**TEXT EXTRACT:**
On Saturday 29th Feb 2020 our engineers where alerted by internal monitoring systems of a potential network issue.
Engineers arrived on site to Micron21 Data Center to discover all network paths flapping up/ down for external internet services creating intermittent network connectivity, engineers began reviewing the issue in more detail.
The issue affected our top of rack Dell Force10 switches flooding them with network traffic, our team followed standard troubleshooting steps to identify the root cause and mitigate the problem, in parallel a support ticket was opened with Dell Networking team to initiate a remote session into the switches to begin analysis.
On initial investigation Dell engineers where unable to identify the root cause of the problem.
A third parallel task was initiated contacting Cisco to help with a root cause analysis and troubleshooting.
Cisco engineers looking into issue performed packet captures and where able to identify packets with a TTL (Time To Live) of 1ms (this is a very short interval) for all packets entering the switches, with this information at hand Dell engineers where able to identify that all traffic packets into the switches where routing directly to the switch CPU'S creating the congestion and flooding the switches creating reduced network flow.
The issue was identified as a loop potentially created by a bug, fault or external source, Dell requested for senior engineers to be involved which where another 4 hours away so they could trouble shoot and properly identify the cause, taking this action would have extend the outage window by many hours.

**INFORMATION PROVIDED:**

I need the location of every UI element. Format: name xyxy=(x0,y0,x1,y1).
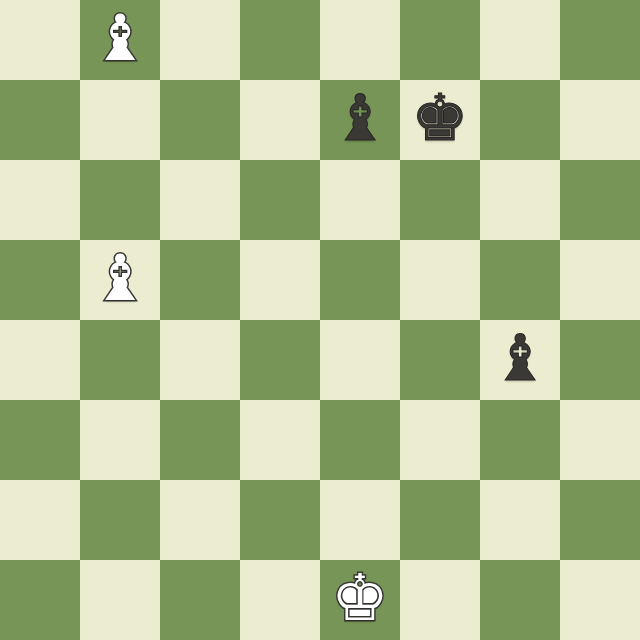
square-b4[interactable] xyxy=(80,320,160,400)
square-f7[interactable]: ♚ xyxy=(400,80,480,160)
square-f6[interactable] xyxy=(400,160,480,240)
square-c8[interactable] xyxy=(160,0,240,80)
square-c7[interactable] xyxy=(160,80,240,160)
square-e8[interactable] xyxy=(320,0,400,80)
square-h7[interactable] xyxy=(560,80,640,160)
square-g4[interactable]: ♝ xyxy=(480,320,560,400)
square-e7[interactable]: ♝ xyxy=(320,80,400,160)
square-e3[interactable] xyxy=(320,400,400,480)
square-b6[interactable] xyxy=(80,160,160,240)
chess-board: ♝♝♚♝♝♚ xyxy=(0,0,640,640)
piece-white-bishop-b5[interactable]: ♝ xyxy=(91,238,148,318)
square-d1[interactable] xyxy=(240,560,320,640)
square-d4[interactable] xyxy=(240,320,320,400)
square-h2[interactable] xyxy=(560,480,640,560)
piece-black-bishop-e7[interactable]: ♝ xyxy=(331,78,388,158)
square-g1[interactable] xyxy=(480,560,560,640)
square-b1[interactable] xyxy=(80,560,160,640)
square-b7[interactable] xyxy=(80,80,160,160)
square-e5[interactable] xyxy=(320,240,400,320)
square-d2[interactable] xyxy=(240,480,320,560)
square-g3[interactable] xyxy=(480,400,560,480)
square-e6[interactable] xyxy=(320,160,400,240)
square-b5[interactable]: ♝ xyxy=(80,240,160,320)
square-c3[interactable] xyxy=(160,400,240,480)
square-a3[interactable] xyxy=(0,400,80,480)
square-d7[interactable] xyxy=(240,80,320,160)
square-f3[interactable] xyxy=(400,400,480,480)
square-g2[interactable] xyxy=(480,480,560,560)
piece-white-king-e1[interactable]: ♚ xyxy=(331,558,388,638)
square-h6[interactable] xyxy=(560,160,640,240)
square-e4[interactable] xyxy=(320,320,400,400)
square-f4[interactable] xyxy=(400,320,480,400)
square-b3[interactable] xyxy=(80,400,160,480)
square-c5[interactable] xyxy=(160,240,240,320)
square-g6[interactable] xyxy=(480,160,560,240)
square-a2[interactable] xyxy=(0,480,80,560)
square-a1[interactable] xyxy=(0,560,80,640)
square-a5[interactable] xyxy=(0,240,80,320)
square-d3[interactable] xyxy=(240,400,320,480)
square-a8[interactable] xyxy=(0,0,80,80)
square-d6[interactable] xyxy=(240,160,320,240)
square-d8[interactable] xyxy=(240,0,320,80)
square-g8[interactable] xyxy=(480,0,560,80)
piece-black-bishop-g4[interactable]: ♝ xyxy=(491,318,548,398)
square-h1[interactable] xyxy=(560,560,640,640)
square-f8[interactable] xyxy=(400,0,480,80)
square-d5[interactable] xyxy=(240,240,320,320)
square-c2[interactable] xyxy=(160,480,240,560)
square-e2[interactable] xyxy=(320,480,400,560)
square-h8[interactable] xyxy=(560,0,640,80)
square-c4[interactable] xyxy=(160,320,240,400)
square-h4[interactable] xyxy=(560,320,640,400)
square-e1[interactable]: ♚ xyxy=(320,560,400,640)
square-f1[interactable] xyxy=(400,560,480,640)
square-g5[interactable] xyxy=(480,240,560,320)
square-a7[interactable] xyxy=(0,80,80,160)
square-b2[interactable] xyxy=(80,480,160,560)
square-c6[interactable] xyxy=(160,160,240,240)
square-a4[interactable] xyxy=(0,320,80,400)
square-h5[interactable] xyxy=(560,240,640,320)
square-h3[interactable] xyxy=(560,400,640,480)
square-b8[interactable]: ♝ xyxy=(80,0,160,80)
square-f2[interactable] xyxy=(400,480,480,560)
square-g7[interactable] xyxy=(480,80,560,160)
piece-white-bishop-b8[interactable]: ♝ xyxy=(91,0,148,78)
square-a6[interactable] xyxy=(0,160,80,240)
square-c1[interactable] xyxy=(160,560,240,640)
piece-black-king-f7[interactable]: ♚ xyxy=(411,78,468,158)
square-f5[interactable] xyxy=(400,240,480,320)
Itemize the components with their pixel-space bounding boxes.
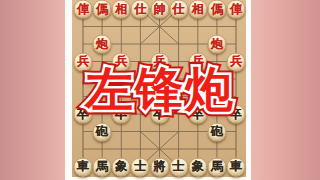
piece-black-soldier[interactable]: 卒 [227, 105, 246, 124]
xiangqi-board[interactable]: 俥傌相仕帥仕相傌俥炮炮兵兵兵兵兵卒卒卒卒卒砲砲車馬象士將士象馬車 [72, 0, 246, 177]
piece-glyph: 卒 [77, 108, 89, 120]
piece-glyph: 士 [173, 160, 185, 172]
piece-black-elephant[interactable]: 象 [112, 157, 131, 176]
piece-red-soldier[interactable]: 兵 [188, 52, 207, 71]
piece-red-general[interactable]: 帥 [150, 0, 169, 19]
piece-glyph: 兵 [192, 55, 204, 67]
piece-glyph: 象 [192, 160, 204, 172]
piece-red-elephant[interactable]: 相 [112, 0, 131, 19]
piece-black-chariot[interactable]: 車 [227, 157, 246, 176]
video-frame: 俥傌相仕帥仕相傌俥炮炮兵兵兵兵兵卒卒卒卒卒砲砲車馬象士將士象馬車 左锋炮 左锋炮… [0, 0, 320, 180]
piece-black-soldier[interactable]: 卒 [150, 105, 169, 124]
piece-red-horse[interactable]: 傌 [207, 0, 226, 19]
piece-red-advisor[interactable]: 仕 [169, 0, 188, 19]
piece-black-soldier[interactable]: 卒 [188, 105, 207, 124]
piece-glyph: 兵 [115, 55, 127, 67]
board-grid [72, 0, 246, 177]
piece-glyph: 傌 [96, 3, 108, 15]
piece-black-cannon[interactable]: 砲 [207, 122, 226, 141]
piece-glyph: 兵 [77, 55, 89, 67]
piece-glyph: 士 [134, 160, 146, 172]
piece-black-horse[interactable]: 馬 [207, 157, 226, 176]
piece-glyph: 兵 [154, 55, 166, 67]
piece-red-soldier[interactable]: 兵 [150, 52, 169, 71]
piece-glyph: 馬 [96, 160, 108, 172]
piece-glyph: 砲 [96, 125, 108, 137]
piece-black-advisor[interactable]: 士 [131, 157, 150, 176]
piece-glyph: 俥 [77, 3, 89, 15]
piece-red-chariot[interactable]: 俥 [227, 0, 246, 19]
piece-glyph: 將 [154, 160, 166, 172]
piece-red-chariot[interactable]: 俥 [74, 0, 93, 19]
piece-glyph: 兵 [230, 55, 242, 67]
piece-glyph: 炮 [211, 38, 223, 50]
piece-glyph: 帥 [154, 3, 166, 15]
piece-red-cannon[interactable]: 炮 [207, 35, 226, 54]
piece-glyph: 仕 [173, 3, 185, 15]
piece-red-soldier[interactable]: 兵 [74, 52, 93, 71]
piece-black-advisor[interactable]: 士 [169, 157, 188, 176]
piece-black-chariot[interactable]: 車 [74, 157, 93, 176]
piece-black-soldier[interactable]: 卒 [112, 105, 131, 124]
piece-glyph: 相 [192, 3, 204, 15]
piece-glyph: 卒 [192, 108, 204, 120]
piece-red-elephant[interactable]: 相 [188, 0, 207, 19]
piece-glyph: 傌 [211, 3, 223, 15]
piece-red-cannon[interactable]: 炮 [93, 35, 112, 54]
piece-glyph: 相 [115, 3, 127, 15]
piece-glyph: 卒 [230, 108, 242, 120]
piece-glyph: 馬 [211, 160, 223, 172]
piece-black-general[interactable]: 將 [150, 157, 169, 176]
piece-glyph: 卒 [115, 108, 127, 120]
piece-black-elephant[interactable]: 象 [188, 157, 207, 176]
piece-glyph: 卒 [154, 108, 166, 120]
piece-red-advisor[interactable]: 仕 [131, 0, 150, 19]
piece-glyph: 俥 [230, 3, 242, 15]
piece-glyph: 砲 [211, 125, 223, 137]
piece-black-horse[interactable]: 馬 [93, 157, 112, 176]
piece-red-soldier[interactable]: 兵 [227, 52, 246, 71]
piece-glyph: 炮 [96, 38, 108, 50]
piece-glyph: 象 [115, 160, 127, 172]
piece-black-cannon[interactable]: 砲 [93, 122, 112, 141]
piece-glyph: 仕 [134, 3, 146, 15]
piece-glyph: 車 [77, 160, 89, 172]
piece-glyph: 車 [230, 160, 242, 172]
piece-black-soldier[interactable]: 卒 [74, 105, 93, 124]
piece-red-horse[interactable]: 傌 [93, 0, 112, 19]
piece-red-soldier[interactable]: 兵 [112, 52, 131, 71]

**WHAT TO PRODUCE:**
Answer these questions from the outage report.
(a) On what date were engineers alerted to a potential network issue?
(b) What model of top-of-rack switches did the issue affect?
(c) How far away were the senior engineers that Dell requested?
You won't need the material for this.

**RESULT OF THE TASK:**
(a) Saturday 29th Feb 2020
(b) Dell Force10
(c) Another 4 hours away